** Start **
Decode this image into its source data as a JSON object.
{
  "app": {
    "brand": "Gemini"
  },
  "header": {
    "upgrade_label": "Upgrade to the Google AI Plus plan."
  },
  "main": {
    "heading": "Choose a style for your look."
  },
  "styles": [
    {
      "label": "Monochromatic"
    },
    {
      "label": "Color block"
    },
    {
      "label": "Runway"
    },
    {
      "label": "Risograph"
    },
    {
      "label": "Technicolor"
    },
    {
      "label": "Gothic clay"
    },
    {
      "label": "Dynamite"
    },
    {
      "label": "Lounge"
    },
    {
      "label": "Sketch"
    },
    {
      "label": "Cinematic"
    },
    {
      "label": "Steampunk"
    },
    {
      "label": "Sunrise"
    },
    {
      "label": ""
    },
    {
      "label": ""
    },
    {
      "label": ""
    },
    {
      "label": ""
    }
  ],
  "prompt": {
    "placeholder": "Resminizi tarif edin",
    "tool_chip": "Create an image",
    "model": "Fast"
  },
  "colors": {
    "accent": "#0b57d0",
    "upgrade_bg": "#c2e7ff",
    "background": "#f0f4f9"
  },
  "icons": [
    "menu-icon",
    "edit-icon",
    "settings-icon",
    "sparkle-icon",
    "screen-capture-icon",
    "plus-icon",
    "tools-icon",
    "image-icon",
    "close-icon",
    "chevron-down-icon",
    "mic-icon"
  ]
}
** End **
Transcribe the full listing above without leaving anything out.

Decode this image into its source data as a JSON object.
{
  "app": {
    "brand": "Gemini"
  },
  "header": {
    "upgrade_label": "Upgrade to the Google AI Plus plan."
  },
  "main": {
    "heading": "Choose a style for your look."
  },
  "styles": [
    {
      "label": "Monochromatic"
    },
    {
      "label": "Color block"
    },
    {
      "label": "Runway"
    },
    {
      "label": "Risograph"
    },
    {
      "label": "Technicolor"
    },
    {
      "label": "Gothic clay"
    },
    {
      "label": "Dynamite"
    },
    {
      "label": "Lounge"
    },
    {
      "label": "Sketch"
    },
    {
      "label": "Cinematic"
    },
    {
      "label": "Steampunk"
    },
    {
      "label": "Sunrise"
    },
    {
      "label": ""
    },
    {
      "label": ""
    },
    {
      "label": ""
    },
    {
      "label": ""
    }
  ],
  "prompt": {
    "placeholder": "Resminizi tarif edin",
    "tool_chip": "Create an image",
    "model": "Fast"
  },
  "colors": {
    "accent": "#0b57d0",
    "upgrade_bg": "#c2e7ff",
    "background": "#f0f4f9"
  },
  "icons": [
    "menu-icon",
    "edit-icon",
    "settings-icon",
    "sparkle-icon",
    "screen-capture-icon",
    "plus-icon",
    "tools-icon",
    "image-icon",
    "close-icon",
    "chevron-down-icon",
    "mic-icon"
  ]
}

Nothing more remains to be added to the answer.